Find each line holding "name" and copy it out.

(Records about charts and figures)

----

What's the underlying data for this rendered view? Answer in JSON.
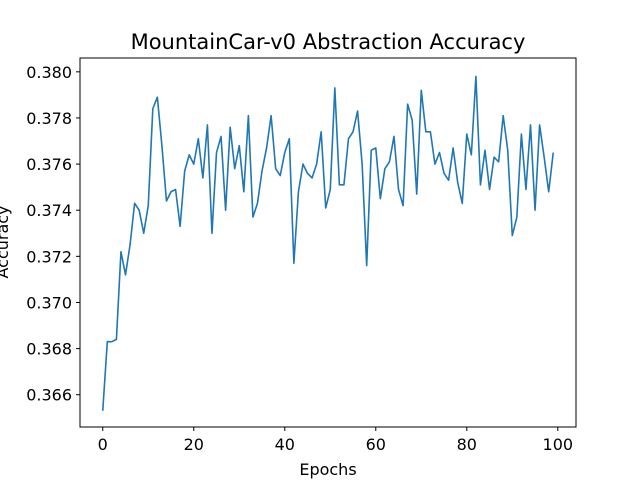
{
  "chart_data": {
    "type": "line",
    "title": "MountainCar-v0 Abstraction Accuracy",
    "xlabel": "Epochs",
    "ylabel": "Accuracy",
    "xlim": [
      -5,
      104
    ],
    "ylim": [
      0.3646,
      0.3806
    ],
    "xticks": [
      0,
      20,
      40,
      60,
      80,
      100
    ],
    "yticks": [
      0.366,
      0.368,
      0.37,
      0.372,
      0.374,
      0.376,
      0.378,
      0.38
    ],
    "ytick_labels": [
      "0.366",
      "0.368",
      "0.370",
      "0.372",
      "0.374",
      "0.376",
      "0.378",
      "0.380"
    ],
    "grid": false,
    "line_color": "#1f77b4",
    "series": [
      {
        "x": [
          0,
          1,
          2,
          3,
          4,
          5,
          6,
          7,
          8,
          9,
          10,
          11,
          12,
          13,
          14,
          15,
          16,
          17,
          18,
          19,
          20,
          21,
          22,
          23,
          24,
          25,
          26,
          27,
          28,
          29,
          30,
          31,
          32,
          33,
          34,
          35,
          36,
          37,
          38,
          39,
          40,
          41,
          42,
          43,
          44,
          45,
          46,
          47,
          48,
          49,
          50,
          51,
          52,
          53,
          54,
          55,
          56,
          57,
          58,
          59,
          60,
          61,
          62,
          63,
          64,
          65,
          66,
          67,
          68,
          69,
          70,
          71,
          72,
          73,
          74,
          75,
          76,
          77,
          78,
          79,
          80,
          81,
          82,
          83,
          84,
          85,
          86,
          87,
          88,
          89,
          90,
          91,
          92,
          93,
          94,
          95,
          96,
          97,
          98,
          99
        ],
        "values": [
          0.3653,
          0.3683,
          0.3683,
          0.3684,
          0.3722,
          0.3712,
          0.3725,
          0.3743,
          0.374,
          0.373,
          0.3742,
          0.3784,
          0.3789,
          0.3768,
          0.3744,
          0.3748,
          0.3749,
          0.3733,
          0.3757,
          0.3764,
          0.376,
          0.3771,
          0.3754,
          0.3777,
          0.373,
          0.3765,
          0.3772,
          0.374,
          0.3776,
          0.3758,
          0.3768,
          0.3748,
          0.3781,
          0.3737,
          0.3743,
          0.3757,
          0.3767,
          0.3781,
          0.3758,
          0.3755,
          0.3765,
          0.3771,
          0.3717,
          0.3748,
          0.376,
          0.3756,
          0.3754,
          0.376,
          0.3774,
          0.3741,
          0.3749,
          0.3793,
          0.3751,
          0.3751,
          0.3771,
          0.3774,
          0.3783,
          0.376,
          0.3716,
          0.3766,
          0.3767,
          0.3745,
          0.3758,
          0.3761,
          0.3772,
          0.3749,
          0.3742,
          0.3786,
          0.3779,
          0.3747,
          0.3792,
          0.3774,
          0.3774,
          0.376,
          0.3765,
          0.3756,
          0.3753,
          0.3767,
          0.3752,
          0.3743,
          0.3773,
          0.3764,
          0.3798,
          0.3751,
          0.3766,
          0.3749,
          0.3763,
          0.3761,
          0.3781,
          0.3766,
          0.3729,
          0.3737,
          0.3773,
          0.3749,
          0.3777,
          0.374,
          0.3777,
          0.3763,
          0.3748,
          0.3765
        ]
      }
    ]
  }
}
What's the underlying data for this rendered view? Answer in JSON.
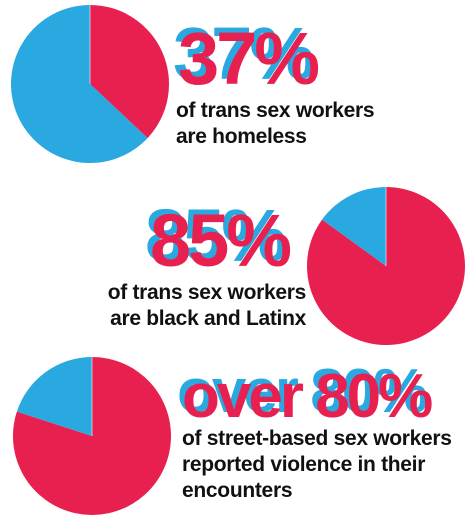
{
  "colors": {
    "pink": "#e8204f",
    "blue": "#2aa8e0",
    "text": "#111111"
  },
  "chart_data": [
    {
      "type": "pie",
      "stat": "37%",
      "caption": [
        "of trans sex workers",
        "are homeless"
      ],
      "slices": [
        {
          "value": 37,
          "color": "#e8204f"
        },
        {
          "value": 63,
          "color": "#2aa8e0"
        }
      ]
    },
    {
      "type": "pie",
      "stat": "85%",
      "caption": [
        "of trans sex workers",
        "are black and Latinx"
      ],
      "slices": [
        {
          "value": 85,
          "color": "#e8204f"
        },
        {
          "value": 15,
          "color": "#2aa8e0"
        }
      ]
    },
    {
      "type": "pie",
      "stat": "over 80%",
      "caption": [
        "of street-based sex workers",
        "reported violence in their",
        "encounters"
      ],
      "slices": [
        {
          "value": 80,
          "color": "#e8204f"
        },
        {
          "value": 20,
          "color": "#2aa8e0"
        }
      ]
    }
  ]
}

----

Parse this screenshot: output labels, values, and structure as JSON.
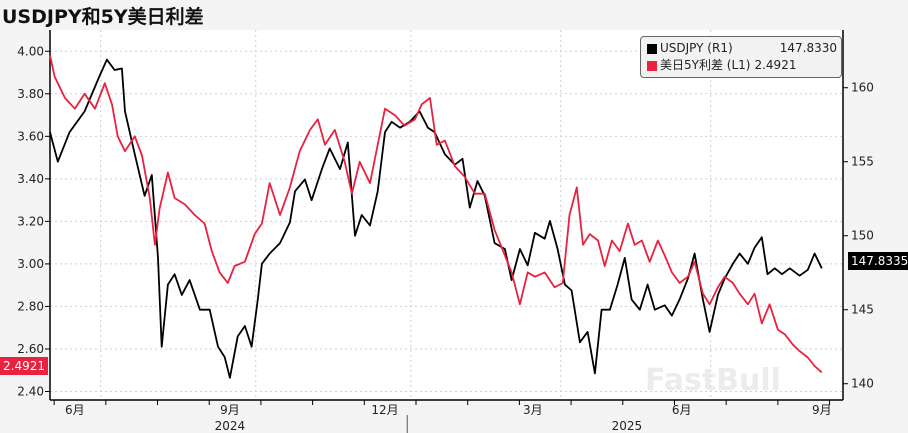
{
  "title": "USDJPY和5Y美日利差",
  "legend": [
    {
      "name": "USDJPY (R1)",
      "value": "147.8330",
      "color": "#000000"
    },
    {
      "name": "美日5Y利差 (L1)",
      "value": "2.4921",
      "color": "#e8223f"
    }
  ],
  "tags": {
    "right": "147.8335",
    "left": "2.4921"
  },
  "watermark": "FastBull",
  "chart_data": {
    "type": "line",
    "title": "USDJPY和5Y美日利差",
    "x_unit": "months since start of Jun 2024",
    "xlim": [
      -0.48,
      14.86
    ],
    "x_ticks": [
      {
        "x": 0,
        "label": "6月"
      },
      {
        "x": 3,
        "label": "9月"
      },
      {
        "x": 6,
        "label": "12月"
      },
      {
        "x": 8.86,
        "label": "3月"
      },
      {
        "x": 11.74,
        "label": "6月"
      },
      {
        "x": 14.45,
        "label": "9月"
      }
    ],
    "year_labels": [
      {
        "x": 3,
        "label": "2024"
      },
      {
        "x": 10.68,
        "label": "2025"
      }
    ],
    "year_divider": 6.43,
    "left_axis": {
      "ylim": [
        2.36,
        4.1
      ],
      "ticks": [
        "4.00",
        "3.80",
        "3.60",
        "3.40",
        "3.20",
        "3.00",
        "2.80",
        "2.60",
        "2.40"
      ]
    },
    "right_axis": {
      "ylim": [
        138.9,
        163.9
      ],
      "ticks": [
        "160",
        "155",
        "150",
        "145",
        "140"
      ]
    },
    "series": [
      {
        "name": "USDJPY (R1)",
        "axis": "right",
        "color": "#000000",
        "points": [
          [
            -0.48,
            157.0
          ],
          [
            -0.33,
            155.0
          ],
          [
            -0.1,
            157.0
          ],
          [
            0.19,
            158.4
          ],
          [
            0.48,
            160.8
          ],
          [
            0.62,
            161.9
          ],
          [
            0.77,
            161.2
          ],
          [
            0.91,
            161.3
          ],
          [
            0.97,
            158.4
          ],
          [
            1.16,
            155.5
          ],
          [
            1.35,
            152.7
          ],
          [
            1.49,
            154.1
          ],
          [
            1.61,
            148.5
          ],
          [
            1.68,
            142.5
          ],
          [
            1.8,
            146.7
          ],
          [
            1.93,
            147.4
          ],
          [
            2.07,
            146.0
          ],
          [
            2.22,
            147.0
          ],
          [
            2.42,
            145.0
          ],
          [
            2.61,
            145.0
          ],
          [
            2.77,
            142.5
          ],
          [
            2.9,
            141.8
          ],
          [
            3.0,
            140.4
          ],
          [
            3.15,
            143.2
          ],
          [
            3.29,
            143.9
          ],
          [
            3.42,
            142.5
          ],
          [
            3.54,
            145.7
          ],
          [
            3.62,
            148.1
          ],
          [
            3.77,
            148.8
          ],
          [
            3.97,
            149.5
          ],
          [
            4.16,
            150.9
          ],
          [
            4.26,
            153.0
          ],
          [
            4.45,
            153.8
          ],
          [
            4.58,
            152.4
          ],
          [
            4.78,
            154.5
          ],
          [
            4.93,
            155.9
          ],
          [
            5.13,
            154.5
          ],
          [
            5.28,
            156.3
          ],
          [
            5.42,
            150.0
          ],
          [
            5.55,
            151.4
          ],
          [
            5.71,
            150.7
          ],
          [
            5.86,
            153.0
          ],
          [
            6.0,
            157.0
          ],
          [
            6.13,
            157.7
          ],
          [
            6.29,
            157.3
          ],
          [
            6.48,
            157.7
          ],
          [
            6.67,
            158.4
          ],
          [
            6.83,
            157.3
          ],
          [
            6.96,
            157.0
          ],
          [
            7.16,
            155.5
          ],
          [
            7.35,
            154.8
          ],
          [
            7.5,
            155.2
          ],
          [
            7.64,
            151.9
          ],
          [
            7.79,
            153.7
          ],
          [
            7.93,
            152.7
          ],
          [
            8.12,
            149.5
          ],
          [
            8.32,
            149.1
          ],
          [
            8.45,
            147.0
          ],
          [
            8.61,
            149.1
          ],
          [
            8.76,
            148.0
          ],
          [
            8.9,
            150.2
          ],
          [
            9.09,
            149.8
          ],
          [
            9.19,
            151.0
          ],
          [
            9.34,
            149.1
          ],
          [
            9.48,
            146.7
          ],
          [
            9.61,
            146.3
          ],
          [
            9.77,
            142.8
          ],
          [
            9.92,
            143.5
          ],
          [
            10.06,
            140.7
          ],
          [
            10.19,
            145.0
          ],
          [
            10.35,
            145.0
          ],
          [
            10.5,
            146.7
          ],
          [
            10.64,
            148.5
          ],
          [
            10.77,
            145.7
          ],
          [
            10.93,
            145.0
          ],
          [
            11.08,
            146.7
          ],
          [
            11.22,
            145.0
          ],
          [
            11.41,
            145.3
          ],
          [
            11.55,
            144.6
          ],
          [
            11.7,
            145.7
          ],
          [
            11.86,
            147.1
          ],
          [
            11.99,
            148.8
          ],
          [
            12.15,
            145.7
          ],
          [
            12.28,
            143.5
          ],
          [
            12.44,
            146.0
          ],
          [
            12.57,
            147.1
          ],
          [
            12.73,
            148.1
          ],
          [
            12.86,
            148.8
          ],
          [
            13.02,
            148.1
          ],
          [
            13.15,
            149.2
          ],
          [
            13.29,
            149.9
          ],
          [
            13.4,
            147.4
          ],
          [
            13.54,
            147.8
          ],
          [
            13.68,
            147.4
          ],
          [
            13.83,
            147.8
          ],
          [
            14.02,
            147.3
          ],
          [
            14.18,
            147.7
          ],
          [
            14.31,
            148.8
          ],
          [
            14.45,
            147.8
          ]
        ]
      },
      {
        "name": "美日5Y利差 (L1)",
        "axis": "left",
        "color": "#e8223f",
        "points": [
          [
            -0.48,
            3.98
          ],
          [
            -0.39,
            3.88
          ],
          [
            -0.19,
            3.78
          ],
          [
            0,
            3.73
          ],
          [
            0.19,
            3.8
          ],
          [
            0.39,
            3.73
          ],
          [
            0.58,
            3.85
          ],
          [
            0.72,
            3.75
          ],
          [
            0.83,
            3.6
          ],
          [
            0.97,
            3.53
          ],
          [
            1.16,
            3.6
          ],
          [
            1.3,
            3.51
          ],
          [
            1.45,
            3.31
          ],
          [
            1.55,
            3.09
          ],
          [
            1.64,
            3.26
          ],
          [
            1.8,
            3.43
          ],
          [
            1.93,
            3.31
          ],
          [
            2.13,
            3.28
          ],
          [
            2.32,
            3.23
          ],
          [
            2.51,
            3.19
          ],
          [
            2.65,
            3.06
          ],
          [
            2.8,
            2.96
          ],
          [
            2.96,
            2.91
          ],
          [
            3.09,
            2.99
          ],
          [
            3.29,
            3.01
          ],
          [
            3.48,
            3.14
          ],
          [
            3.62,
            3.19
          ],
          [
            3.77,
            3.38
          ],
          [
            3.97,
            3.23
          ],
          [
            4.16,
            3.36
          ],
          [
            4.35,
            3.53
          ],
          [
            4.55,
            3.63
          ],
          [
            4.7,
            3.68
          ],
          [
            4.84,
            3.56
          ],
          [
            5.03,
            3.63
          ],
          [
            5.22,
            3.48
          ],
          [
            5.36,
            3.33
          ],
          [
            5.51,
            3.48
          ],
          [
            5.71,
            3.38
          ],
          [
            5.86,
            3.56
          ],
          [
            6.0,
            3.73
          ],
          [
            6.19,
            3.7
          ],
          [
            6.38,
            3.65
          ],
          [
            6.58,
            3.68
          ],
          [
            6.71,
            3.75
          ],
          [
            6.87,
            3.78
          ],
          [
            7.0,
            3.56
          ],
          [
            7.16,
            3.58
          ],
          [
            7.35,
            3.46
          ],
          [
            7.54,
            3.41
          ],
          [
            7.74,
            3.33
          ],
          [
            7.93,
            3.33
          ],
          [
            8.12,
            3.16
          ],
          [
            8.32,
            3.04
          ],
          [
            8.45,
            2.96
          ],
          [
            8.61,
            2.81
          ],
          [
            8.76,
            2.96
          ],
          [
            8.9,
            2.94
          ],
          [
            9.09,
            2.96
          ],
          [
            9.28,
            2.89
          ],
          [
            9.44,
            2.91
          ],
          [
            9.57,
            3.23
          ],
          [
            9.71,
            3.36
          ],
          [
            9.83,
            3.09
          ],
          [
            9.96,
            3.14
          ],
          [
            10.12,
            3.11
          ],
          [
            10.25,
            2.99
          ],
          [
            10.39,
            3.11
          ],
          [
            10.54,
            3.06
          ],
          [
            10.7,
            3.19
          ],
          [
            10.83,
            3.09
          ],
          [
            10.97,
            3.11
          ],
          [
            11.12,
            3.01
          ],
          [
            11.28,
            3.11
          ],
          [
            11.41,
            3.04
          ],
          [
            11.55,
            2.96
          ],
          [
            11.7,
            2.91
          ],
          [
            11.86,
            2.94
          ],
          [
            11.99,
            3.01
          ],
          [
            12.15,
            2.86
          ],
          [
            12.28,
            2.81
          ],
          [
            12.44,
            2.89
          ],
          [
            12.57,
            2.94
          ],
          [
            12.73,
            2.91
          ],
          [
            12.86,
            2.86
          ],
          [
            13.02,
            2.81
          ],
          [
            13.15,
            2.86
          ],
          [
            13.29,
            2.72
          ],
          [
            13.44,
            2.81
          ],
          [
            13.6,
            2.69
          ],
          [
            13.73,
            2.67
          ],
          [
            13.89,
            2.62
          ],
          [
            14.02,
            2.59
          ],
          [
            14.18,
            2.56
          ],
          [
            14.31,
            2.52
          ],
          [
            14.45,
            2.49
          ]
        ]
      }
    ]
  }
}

----

Result >>
      "name": "USDJPY (R1)",
      "name": "美日5Y利差 (L1)",
        "name": "USDJPY (R1)",
        "name": "美日5Y利差 (L1)",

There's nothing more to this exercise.